#### Supplied material
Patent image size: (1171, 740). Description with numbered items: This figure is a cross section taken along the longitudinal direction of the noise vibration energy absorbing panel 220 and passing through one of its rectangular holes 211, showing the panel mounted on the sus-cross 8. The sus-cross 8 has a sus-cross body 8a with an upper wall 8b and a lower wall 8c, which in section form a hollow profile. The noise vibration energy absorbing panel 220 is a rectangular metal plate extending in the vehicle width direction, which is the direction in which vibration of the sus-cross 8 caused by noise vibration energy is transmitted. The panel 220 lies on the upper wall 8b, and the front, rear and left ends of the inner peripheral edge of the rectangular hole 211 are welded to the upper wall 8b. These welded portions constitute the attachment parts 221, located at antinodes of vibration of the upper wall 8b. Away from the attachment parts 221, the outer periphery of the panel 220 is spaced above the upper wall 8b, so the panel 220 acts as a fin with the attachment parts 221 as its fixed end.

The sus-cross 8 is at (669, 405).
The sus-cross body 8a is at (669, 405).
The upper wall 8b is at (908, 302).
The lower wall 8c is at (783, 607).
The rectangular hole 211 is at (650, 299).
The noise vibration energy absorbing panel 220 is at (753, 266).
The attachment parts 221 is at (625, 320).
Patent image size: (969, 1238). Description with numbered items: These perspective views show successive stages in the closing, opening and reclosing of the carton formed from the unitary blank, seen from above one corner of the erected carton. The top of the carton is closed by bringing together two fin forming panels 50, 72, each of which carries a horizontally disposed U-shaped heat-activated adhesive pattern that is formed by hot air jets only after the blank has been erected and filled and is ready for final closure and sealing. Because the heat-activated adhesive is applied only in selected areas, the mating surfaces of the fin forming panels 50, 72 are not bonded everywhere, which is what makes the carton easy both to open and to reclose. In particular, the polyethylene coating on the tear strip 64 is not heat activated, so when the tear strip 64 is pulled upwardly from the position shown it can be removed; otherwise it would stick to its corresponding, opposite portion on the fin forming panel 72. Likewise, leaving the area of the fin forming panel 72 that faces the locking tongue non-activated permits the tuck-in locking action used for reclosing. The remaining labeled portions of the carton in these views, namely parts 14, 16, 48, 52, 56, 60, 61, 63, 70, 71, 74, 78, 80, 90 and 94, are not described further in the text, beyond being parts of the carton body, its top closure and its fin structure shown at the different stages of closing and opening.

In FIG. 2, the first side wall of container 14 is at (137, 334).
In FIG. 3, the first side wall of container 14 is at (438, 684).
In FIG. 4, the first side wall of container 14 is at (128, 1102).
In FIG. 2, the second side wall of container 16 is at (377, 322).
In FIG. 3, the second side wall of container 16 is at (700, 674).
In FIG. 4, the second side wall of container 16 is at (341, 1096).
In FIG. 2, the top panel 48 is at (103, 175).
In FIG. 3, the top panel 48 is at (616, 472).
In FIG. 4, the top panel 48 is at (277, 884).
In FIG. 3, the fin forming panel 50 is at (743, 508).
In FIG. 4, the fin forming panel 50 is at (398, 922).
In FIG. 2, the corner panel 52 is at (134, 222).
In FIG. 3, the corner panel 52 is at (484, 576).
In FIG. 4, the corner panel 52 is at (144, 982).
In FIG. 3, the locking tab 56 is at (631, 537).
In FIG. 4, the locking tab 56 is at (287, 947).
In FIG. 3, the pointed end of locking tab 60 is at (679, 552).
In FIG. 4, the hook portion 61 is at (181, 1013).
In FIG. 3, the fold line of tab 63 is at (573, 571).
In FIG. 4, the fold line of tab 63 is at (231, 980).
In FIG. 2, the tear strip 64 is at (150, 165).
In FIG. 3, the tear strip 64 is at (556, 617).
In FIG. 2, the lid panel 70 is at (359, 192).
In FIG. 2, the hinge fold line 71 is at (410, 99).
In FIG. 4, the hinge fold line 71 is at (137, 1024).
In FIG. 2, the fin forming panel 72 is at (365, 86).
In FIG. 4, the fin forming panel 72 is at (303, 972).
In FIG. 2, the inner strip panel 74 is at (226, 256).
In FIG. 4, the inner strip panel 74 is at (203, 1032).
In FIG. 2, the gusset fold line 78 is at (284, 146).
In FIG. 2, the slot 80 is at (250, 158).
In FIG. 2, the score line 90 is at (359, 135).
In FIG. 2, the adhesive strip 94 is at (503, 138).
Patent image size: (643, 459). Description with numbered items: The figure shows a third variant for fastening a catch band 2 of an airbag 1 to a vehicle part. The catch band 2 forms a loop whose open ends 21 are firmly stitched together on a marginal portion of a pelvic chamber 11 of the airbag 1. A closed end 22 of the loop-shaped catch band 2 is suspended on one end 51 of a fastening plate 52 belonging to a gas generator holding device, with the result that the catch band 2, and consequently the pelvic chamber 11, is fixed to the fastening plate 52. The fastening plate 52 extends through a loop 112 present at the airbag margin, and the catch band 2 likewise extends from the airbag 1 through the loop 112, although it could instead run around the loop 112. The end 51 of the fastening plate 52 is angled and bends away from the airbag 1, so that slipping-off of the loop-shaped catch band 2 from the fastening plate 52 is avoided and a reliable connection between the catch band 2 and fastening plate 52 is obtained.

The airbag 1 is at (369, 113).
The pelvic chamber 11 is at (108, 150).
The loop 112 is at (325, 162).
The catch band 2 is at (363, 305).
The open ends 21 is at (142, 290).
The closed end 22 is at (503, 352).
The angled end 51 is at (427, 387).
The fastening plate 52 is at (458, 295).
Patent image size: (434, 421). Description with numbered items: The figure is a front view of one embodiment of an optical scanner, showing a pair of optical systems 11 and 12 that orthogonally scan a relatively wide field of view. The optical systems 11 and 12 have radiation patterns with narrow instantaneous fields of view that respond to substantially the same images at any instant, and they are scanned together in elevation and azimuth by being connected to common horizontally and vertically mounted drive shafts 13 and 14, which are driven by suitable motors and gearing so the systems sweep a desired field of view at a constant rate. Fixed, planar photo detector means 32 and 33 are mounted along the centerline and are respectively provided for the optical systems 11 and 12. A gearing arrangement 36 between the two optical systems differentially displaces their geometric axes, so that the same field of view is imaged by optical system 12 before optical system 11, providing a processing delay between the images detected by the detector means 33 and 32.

#### Written instruction
Rewrite every line of the listing above as a numbered list, omitting the blank lines.

#### Expected answer
1. Patent image size: (1171, 740). Description with numbered items: This figure is a cross section taken along the longitudinal direction of the noise vibration energy absorbing panel 220 and passing through one of its rectangular holes 211, showing the panel mounted on the sus-cross 8. The sus-cross 8 has a sus-cross body 8a with an upper wall 8b and a lower wall 8c, which in section form a hollow profile. The noise vibration energy absorbing panel 220 is a rectangular metal plate extending in the vehicle width direction, which is the direction in which vibration of the sus-cross 8 caused by noise vibration energy is transmitted. The panel 220 lies on the upper wall 8b, and the front, rear and left ends of the inner peripheral edge of the rectangular hole 211 are welded to the upper wall 8b. These welded portions constitute the attachment parts 221, located at antinodes of vibration of the upper wall 8b. Away from the attachment parts 221, the outer periphery of the panel 220 is spaced above the upper wall 8b, so the panel 220 acts as a fin with the attachment parts 221 as its fixed end.
2. The sus-cross 8 is at (669, 405).
3. The sus-cross body 8a is at (669, 405).
4. The upper wall 8b is at (908, 302).
5. The lower wall 8c is at (783, 607).
6. The rectangular hole 211 is at (650, 299).
7. The noise vibration energy absorbing panel 220 is at (753, 266).
8. The attachment parts 221 is at (625, 320).
9. Patent image size: (969, 1238). Description with numbered items: These perspective views show successive stages in the closing, opening and reclosing of the carton formed from the unitary blank, seen from above one corner of the erected carton. The top of the carton is closed by bringing together two fin forming panels 50, 72, each of which carries a horizontally disposed U-shaped heat-activated adhesive pattern that is formed by hot air jets only after the blank has been erected and filled and is ready for final closure and sealing. Because the heat-activated adhesive is applied only in selected areas, the mating surfaces of the fin forming panels 50, 72 are not bonded everywhere, which is what makes the carton easy both to open and to reclose. In particular, the polyethylene coating on the tear strip 64 is not heat activated, so when the tear strip 64 is pulled upwardly from the position shown it can be removed; otherwise it would stick to its corresponding, opposite portion on the fin forming panel 72. Likewise, leaving the area of the fin forming panel 72 that faces the locking tongue non-activated permits the tuck-in locking action used for reclosing. The remaining labeled portions of the carton in these views, namely parts 14, 16, 48, 52, 56, 60, 61, 63, 70, 71, 74, 78, 80, 90 and 94, are not described further in the text, beyond being parts of the carton body, its top closure and its fin structure shown at the different stages of closing and opening.
10. In FIG. 2, the first side wall of container 14 is at (137, 334).
11. In FIG. 3, the first side wall of container 14 is at (438, 684).
12. In FIG. 4, the first side wall of container 14 is at (128, 1102).
13. In FIG. 2, the second side wall of container 16 is at (377, 322).
14. In FIG. 3, the second side wall of container 16 is at (700, 674).
15. In FIG. 4, the second side wall of container 16 is at (341, 1096).
16. In FIG. 2, the top panel 48 is at (103, 175).
17. In FIG. 3, the top panel 48 is at (616, 472).
18. In FIG. 4, the top panel 48 is at (277, 884).
19. In FIG. 3, the fin forming panel 50 is at (743, 508).
20. In FIG. 4, the fin forming panel 50 is at (398, 922).
21. In FIG. 2, the corner panel 52 is at (134, 222).
22. In FIG. 3, the corner panel 52 is at (484, 576).
23. In FIG. 4, the corner panel 52 is at (144, 982).
24. In FIG. 3, the locking tab 56 is at (631, 537).
25. In FIG. 4, the locking tab 56 is at (287, 947).
26. In FIG. 3, the pointed end of locking tab 60 is at (679, 552).
27. In FIG. 4, the hook portion 61 is at (181, 1013).
28. In FIG. 3, the fold line of tab 63 is at (573, 571).
29. In FIG. 4, the fold line of tab 63 is at (231, 980).
30. In FIG. 2, the tear strip 64 is at (150, 165).
31. In FIG. 3, the tear strip 64 is at (556, 617).
32. In FIG. 2, the lid panel 70 is at (359, 192).
33. In FIG. 2, the hinge fold line 71 is at (410, 99).
34. In FIG. 4, the hinge fold line 71 is at (137, 1024).
35. In FIG. 2, the fin forming panel 72 is at (365, 86).
36. In FIG. 4, the fin forming panel 72 is at (303, 972).
37. In FIG. 2, the inner strip panel 74 is at (226, 256).
38. In FIG. 4, the inner strip panel 74 is at (203, 1032).
39. In FIG. 2, the gusset fold line 78 is at (284, 146).
40. In FIG. 2, the slot 80 is at (250, 158).
41. In FIG. 2, the score line 90 is at (359, 135).
42. In FIG. 2, the adhesive strip 94 is at (503, 138).
43. Patent image size: (643, 459). Description with numbered items: The figure shows a third variant for fastening a catch band 2 of an airbag 1 to a vehicle part. The catch band 2 forms a loop whose open ends 21 are firmly stitched together on a marginal portion of a pelvic chamber 11 of the airbag 1. A closed end 22 of the loop-shaped catch band 2 is suspended on one end 51 of a fastening plate 52 belonging to a gas generator holding device, with the result that the catch band 2, and consequently the pelvic chamber 11, is fixed to the fastening plate 52. The fastening plate 52 extends through a loop 112 present at the airbag margin, and the catch band 2 likewise extends from the airbag 1 through the loop 112, although it could instead run around the loop 112. The end 51 of the fastening plate 52 is angled and bends away from the airbag 1, so that slipping-off of the loop-shaped catch band 2 from the fastening plate 52 is avoided and a reliable connection between the catch band 2 and fastening plate 52 is obtained.
44. The airbag 1 is at (369, 113).
45. The pelvic chamber 11 is at (108, 150).
46. The loop 112 is at (325, 162).
47. The catch band 2 is at (363, 305).
48. The open ends 21 is at (142, 290).
49. The closed end 22 is at (503, 352).
50. The angled end 51 is at (427, 387).
51. The fastening plate 52 is at (458, 295).
52. Patent image size: (434, 421). Description with numbered items: The figure is a front view of one embodiment of an optical scanner, showing a pair of optical systems 11 and 12 that orthogonally scan a relatively wide field of view. The optical systems 11 and 12 have radiation patterns with narrow instantaneous fields of view that respond to substantially the same images at any instant, and they are scanned together in elevation and azimuth by being connected to common horizontally and vertically mounted drive shafts 13 and 14, which are driven by suitable motors and gearing so the systems sweep a desired field of view at a constant rate. Fixed, planar photo detector means 32 and 33 are mounted along the centerline and are respectively provided for the optical systems 11 and 12. A gearing arrangement 36 between the two optical systems differentially displaces their geometric axes, so that the same field of view is imaged by optical system 12 before optical system 11, providing a processing delay between the images detected by the detector means 33 and 32.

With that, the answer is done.